▶ [WHAT YOU SHOULD DO] Find every line with the word "الأعمال". Copy those lines.

▶ [PROVIDED DATA]
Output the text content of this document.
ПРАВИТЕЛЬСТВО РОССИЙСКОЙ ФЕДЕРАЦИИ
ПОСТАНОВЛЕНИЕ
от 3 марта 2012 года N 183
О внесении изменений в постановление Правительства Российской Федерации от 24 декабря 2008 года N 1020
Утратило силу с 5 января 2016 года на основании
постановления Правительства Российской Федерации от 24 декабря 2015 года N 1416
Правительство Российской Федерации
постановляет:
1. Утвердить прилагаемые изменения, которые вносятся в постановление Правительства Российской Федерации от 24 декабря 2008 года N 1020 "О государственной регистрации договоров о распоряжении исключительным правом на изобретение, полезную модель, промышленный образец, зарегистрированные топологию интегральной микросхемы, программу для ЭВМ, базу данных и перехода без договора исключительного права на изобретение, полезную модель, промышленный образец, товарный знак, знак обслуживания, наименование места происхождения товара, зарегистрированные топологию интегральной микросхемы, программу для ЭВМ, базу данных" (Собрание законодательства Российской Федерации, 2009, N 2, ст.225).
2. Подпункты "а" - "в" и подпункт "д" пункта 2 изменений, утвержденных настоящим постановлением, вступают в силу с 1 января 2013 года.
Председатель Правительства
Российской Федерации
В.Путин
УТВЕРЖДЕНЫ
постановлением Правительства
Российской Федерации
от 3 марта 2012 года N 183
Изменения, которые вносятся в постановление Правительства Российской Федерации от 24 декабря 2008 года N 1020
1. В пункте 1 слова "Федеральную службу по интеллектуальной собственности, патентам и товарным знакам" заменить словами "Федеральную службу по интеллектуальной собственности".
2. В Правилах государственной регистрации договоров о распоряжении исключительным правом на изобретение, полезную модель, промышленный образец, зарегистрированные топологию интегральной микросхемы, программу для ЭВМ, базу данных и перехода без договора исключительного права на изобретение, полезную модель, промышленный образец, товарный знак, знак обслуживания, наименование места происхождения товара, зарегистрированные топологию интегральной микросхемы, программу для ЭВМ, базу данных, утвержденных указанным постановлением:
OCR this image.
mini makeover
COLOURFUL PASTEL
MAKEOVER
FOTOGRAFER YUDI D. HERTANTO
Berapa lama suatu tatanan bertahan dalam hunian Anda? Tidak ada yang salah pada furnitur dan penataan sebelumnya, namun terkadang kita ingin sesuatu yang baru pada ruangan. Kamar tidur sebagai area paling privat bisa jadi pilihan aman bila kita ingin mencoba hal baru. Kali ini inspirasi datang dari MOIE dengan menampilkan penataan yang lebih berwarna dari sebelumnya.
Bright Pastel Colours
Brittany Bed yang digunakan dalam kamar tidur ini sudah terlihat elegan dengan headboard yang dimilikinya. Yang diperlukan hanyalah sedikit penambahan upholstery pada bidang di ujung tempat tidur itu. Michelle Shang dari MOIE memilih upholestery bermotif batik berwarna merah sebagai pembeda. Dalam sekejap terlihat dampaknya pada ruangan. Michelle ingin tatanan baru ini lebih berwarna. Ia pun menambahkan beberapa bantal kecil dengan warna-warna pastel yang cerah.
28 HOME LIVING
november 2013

==

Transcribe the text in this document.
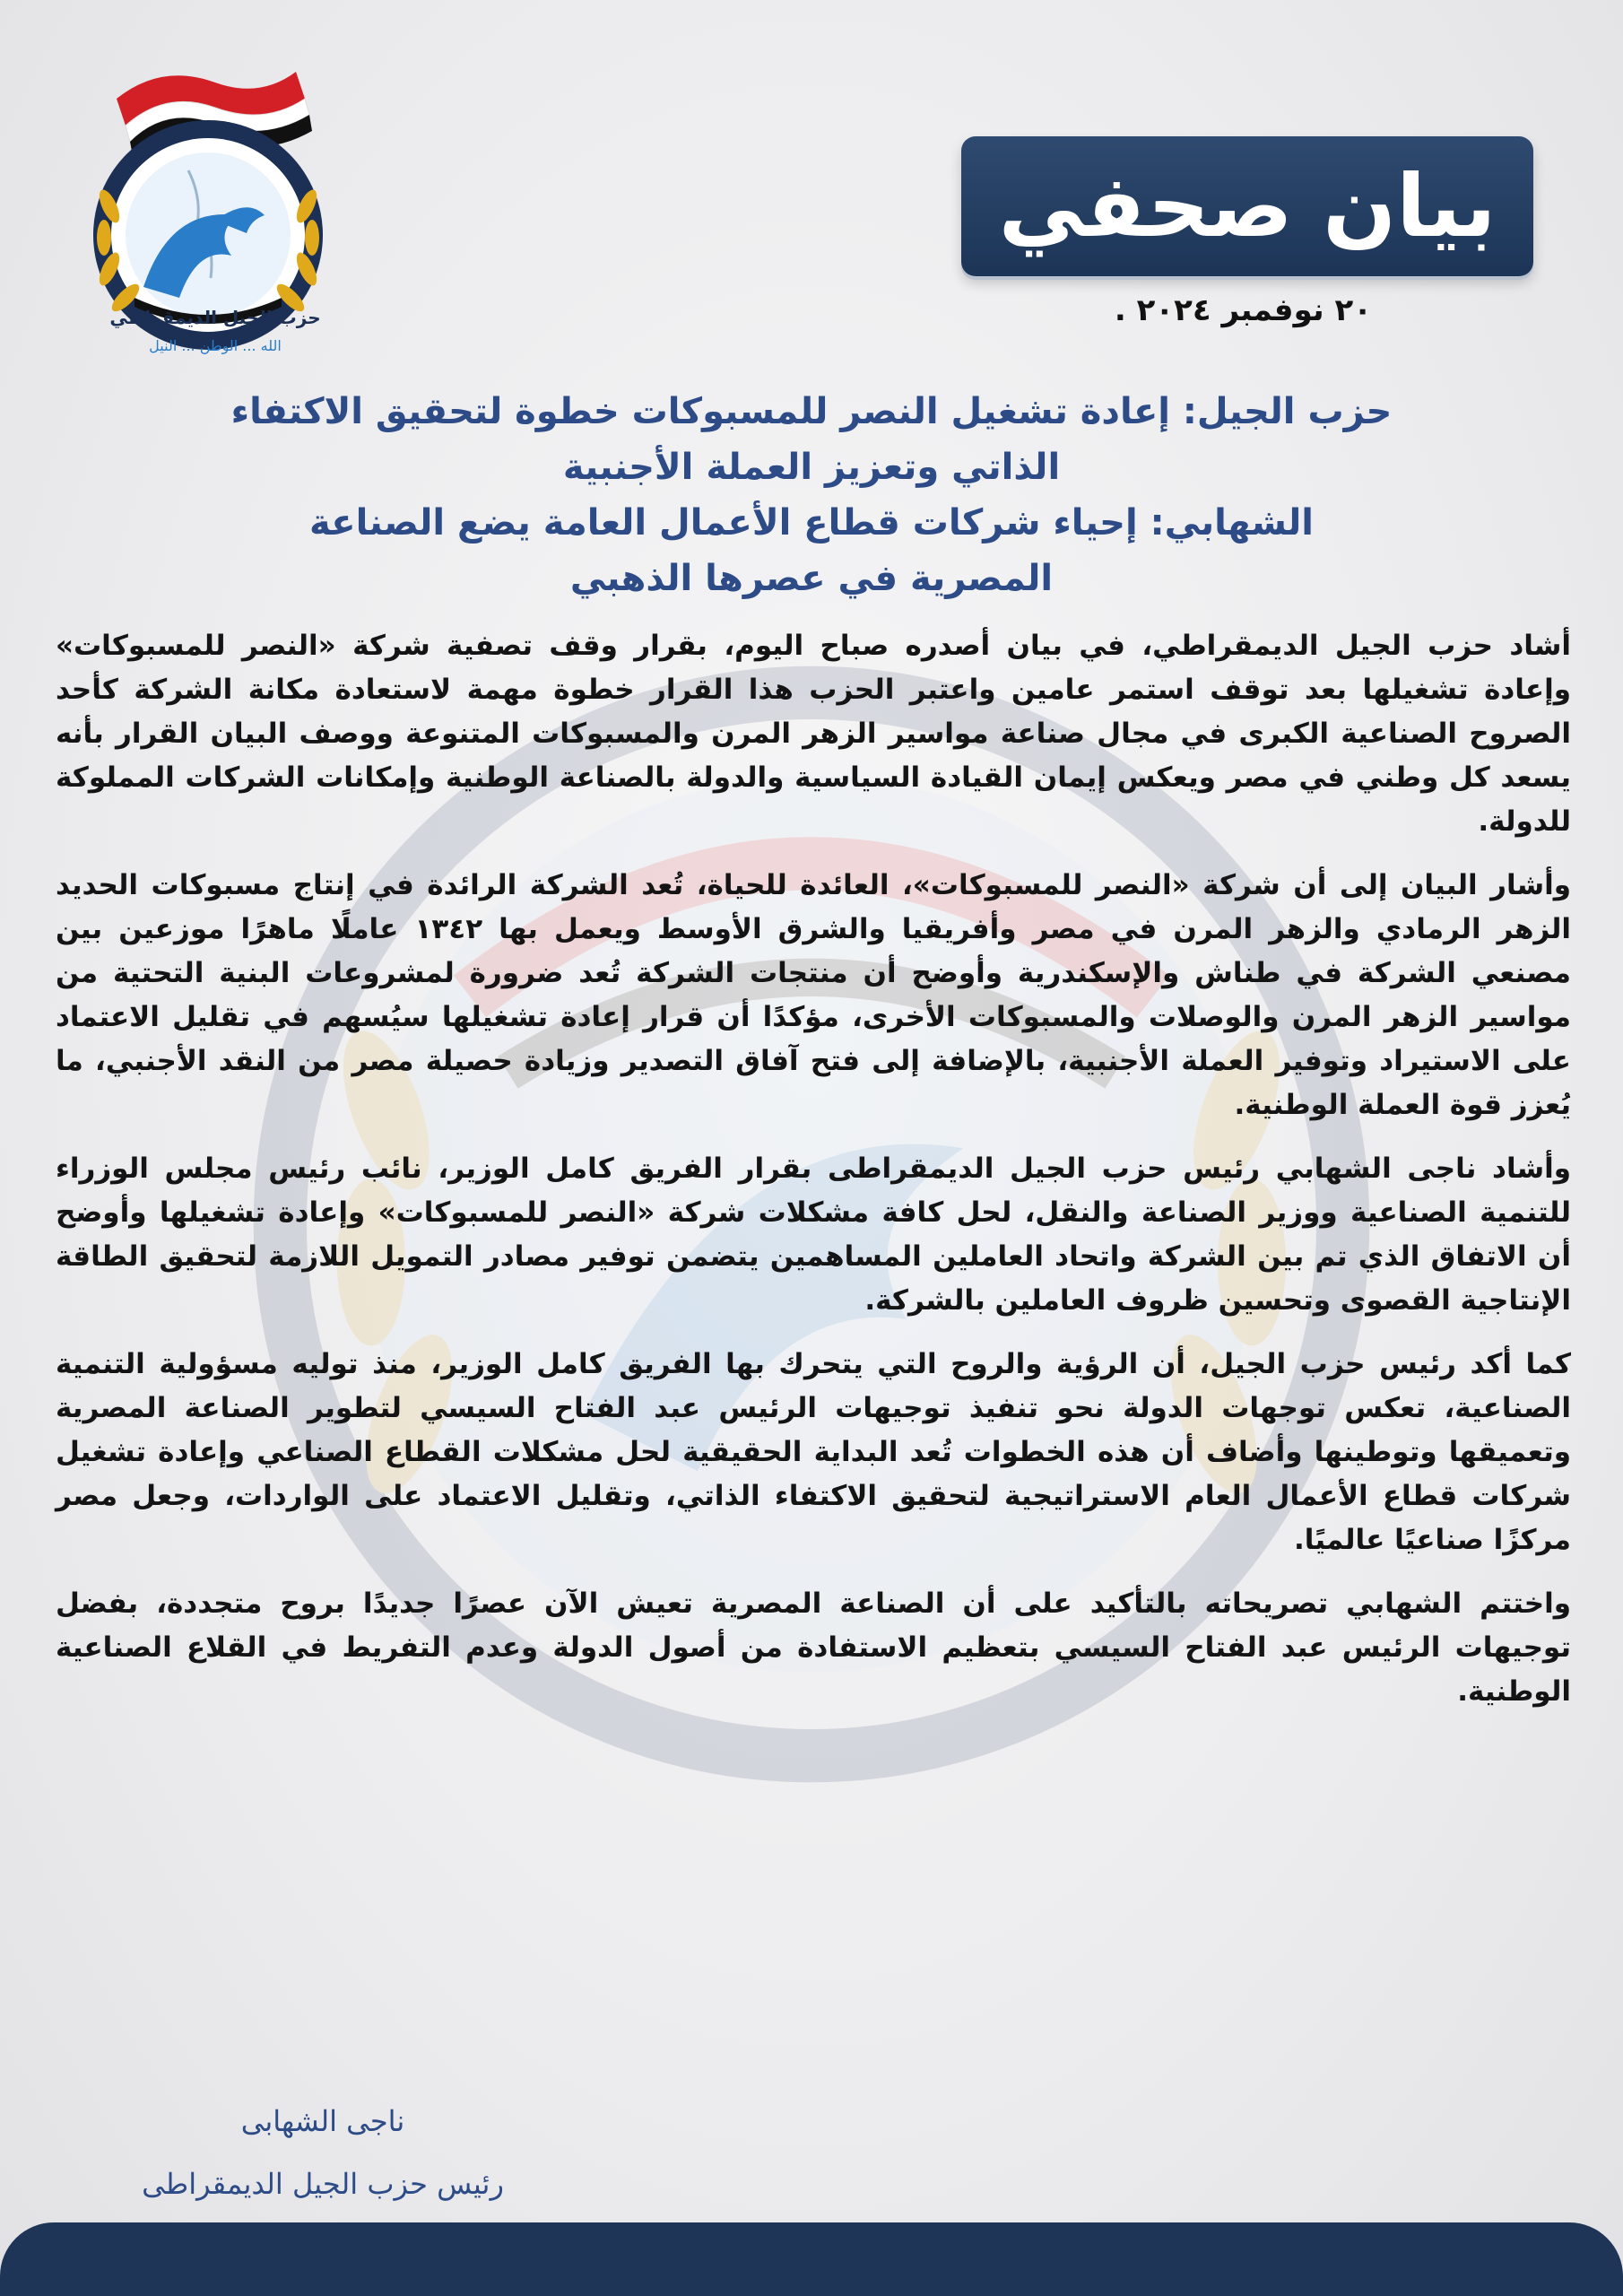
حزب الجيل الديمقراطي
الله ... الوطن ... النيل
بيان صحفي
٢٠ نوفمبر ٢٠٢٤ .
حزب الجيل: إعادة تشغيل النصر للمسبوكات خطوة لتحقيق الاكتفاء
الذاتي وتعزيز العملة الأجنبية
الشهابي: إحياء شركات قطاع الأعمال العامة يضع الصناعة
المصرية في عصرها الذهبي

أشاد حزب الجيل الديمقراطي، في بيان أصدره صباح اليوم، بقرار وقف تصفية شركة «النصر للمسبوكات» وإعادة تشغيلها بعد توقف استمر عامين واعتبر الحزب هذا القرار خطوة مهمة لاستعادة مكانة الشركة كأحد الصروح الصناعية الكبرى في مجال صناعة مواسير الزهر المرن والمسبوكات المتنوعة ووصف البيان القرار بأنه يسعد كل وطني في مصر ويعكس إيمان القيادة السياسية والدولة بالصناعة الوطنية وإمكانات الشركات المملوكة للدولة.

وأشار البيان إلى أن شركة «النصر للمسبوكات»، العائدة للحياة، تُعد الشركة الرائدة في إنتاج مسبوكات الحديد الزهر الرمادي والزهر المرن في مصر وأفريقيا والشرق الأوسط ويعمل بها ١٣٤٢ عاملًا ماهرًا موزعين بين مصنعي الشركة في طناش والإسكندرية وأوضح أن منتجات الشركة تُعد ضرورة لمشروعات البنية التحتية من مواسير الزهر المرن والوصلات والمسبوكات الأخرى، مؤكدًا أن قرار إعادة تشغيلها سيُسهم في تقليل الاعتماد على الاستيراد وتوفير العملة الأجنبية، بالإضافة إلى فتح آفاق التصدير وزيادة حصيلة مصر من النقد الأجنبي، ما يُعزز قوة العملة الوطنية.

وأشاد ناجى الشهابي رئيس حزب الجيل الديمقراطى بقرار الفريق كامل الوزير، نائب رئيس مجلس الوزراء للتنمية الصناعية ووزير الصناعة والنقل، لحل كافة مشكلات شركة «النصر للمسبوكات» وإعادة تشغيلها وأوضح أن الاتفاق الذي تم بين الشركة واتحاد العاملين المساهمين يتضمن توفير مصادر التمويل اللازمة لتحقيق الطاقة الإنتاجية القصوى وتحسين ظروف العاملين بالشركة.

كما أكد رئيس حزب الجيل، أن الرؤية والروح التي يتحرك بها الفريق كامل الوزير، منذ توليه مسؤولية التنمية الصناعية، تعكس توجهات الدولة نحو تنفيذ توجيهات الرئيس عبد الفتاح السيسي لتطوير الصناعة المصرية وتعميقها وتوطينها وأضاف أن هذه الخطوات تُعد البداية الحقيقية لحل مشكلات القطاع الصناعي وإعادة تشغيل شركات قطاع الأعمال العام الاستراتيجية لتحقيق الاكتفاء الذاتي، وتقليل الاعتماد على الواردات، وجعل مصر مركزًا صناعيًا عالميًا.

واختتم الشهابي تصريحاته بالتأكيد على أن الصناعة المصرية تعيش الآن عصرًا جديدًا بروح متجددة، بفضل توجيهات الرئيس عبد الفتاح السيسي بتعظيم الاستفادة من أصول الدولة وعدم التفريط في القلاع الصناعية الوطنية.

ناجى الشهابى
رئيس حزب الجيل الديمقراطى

▶ [EXERCISE SOLUTION]
الشهابي: إحياء شركات قطاع الأعمال العامة يضع الصناعة
كما أكد رئيس حزب الجيل، أن الرؤية والروح التي يتحرك بها الفريق كامل الوزير، منذ توليه مسؤولية التنمية الصناعية، تعكس توجهات الدولة نحو تنفيذ توجيهات الرئيس عبد الفتاح السيسي لتطوير الصناعة المصرية وتعميقها وتوطينها وأضاف أن هذه الخطوات تُعد البداية الحقيقية لحل مشكلات القطاع الصناعي وإعادة تشغيل شركات قطاع الأعمال العام الاستراتيجية لتحقيق الاكتفاء الذاتي، وتقليل الاعتماد على الواردات، وجعل مصر مركزًا صناعيًا عالميًا.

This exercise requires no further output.